Work to be completed: Beneath this task is a listing. State how many of its lines include the string "localhost", giving nothing but the number.

[Data records]
##########

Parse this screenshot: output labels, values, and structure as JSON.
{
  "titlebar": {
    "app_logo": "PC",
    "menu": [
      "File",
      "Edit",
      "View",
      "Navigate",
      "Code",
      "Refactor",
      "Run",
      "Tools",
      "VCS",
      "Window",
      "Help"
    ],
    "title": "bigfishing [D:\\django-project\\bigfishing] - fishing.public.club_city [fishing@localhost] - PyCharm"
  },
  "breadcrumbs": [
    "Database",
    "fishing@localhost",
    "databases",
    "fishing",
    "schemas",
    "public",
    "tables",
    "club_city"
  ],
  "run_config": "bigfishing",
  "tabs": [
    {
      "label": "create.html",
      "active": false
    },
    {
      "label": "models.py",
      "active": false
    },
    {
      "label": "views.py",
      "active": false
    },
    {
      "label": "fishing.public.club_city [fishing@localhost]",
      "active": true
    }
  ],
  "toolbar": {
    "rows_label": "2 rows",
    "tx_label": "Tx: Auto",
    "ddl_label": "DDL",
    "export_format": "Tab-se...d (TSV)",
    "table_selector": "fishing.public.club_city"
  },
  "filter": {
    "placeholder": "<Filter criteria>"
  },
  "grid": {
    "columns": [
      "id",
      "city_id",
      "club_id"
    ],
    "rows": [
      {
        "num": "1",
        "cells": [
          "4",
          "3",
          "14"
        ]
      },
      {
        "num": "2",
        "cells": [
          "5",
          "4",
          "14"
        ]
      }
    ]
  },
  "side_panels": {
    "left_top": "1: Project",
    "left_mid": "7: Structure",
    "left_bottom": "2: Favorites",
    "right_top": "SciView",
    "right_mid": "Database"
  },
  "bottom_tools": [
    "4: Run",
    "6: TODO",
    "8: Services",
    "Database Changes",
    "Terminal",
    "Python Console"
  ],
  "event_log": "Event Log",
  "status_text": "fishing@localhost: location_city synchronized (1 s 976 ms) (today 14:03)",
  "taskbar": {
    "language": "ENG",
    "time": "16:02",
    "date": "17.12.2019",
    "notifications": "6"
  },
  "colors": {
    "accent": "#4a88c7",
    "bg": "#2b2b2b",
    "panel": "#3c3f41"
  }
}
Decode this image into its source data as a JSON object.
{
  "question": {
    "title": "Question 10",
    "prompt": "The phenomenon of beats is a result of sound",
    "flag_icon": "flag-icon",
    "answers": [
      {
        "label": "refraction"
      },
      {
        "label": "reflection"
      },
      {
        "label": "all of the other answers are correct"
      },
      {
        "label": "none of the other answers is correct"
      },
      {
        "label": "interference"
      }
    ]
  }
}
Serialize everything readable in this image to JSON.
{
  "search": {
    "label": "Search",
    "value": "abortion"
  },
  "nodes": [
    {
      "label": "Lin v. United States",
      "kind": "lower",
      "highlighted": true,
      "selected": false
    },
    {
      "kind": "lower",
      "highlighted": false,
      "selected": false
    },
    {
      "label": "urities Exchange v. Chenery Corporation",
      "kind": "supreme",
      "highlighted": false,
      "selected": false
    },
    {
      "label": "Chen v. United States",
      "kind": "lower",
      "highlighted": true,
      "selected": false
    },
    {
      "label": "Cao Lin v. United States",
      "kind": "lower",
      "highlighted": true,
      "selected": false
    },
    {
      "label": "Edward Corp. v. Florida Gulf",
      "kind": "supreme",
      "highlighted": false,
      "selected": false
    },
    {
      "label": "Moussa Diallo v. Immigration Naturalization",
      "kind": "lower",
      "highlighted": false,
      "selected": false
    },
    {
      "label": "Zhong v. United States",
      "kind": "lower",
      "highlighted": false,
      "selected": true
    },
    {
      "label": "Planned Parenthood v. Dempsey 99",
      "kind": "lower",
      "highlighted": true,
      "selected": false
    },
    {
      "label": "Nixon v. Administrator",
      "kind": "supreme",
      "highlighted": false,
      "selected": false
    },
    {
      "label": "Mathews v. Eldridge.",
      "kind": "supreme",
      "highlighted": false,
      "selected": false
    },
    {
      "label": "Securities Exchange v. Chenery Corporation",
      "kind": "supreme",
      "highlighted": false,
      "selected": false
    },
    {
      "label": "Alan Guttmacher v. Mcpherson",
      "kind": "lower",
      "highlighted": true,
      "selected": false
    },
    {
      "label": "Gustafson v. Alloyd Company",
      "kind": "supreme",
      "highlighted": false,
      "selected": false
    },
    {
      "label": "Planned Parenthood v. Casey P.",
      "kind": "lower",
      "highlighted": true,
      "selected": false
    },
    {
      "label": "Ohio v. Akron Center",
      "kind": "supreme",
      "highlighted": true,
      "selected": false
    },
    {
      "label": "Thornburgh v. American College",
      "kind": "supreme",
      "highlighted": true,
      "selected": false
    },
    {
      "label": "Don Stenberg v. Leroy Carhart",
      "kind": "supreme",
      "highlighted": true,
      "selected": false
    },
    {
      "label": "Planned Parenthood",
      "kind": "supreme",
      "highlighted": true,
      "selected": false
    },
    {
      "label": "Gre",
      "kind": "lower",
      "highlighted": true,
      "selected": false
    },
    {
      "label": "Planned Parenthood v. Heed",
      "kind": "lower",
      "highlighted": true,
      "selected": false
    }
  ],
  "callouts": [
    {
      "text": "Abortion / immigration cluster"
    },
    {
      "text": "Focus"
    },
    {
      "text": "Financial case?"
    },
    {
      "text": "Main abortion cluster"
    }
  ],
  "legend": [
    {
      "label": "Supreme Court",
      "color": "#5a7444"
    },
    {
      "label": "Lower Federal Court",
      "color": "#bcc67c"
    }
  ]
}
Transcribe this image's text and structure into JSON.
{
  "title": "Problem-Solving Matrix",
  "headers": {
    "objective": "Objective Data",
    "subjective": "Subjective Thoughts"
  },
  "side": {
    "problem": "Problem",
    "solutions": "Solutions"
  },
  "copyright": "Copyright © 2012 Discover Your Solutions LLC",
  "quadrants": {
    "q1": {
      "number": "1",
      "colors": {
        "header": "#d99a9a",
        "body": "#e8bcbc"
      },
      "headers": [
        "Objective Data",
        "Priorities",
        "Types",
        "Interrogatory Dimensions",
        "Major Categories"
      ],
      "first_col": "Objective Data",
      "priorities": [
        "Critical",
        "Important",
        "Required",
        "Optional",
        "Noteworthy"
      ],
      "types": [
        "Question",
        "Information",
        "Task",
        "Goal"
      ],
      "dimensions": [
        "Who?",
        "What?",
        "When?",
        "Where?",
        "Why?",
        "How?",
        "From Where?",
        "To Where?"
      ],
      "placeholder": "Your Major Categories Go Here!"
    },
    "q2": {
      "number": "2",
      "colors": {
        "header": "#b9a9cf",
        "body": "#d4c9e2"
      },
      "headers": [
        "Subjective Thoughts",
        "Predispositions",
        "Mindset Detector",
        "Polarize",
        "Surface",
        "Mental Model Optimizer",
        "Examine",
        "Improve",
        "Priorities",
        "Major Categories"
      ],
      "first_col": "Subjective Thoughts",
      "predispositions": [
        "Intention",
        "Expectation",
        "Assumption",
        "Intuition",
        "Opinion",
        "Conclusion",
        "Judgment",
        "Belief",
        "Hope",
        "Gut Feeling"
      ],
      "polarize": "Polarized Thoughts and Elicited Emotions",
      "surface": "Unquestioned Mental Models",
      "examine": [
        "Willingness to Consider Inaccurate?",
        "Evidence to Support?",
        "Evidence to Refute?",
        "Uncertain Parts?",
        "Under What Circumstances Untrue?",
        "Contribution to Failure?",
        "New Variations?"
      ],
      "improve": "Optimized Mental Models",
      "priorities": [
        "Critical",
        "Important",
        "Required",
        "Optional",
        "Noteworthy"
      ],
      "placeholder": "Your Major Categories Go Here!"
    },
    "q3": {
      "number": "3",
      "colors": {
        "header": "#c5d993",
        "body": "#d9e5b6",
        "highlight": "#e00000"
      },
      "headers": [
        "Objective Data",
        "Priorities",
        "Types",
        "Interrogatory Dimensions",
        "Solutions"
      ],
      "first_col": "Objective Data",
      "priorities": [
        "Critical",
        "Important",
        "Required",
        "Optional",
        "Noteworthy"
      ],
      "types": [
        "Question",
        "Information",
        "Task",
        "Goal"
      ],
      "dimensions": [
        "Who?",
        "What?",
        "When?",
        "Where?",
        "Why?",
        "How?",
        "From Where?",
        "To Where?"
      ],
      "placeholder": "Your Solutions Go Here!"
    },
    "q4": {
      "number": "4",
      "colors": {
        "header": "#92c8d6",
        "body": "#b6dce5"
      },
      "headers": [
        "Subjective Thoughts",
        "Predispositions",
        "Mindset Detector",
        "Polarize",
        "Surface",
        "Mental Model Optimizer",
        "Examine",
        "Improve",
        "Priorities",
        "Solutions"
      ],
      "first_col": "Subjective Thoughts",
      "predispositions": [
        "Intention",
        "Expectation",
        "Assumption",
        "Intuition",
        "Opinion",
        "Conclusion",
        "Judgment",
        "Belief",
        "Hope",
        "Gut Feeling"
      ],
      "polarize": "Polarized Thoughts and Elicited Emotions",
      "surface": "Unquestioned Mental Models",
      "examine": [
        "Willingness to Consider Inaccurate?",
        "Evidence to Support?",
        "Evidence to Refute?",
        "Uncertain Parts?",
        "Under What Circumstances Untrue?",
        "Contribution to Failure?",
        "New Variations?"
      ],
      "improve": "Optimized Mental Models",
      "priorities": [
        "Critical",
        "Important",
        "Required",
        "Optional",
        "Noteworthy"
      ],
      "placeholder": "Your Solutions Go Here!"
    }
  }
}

##########

Correct answer: 4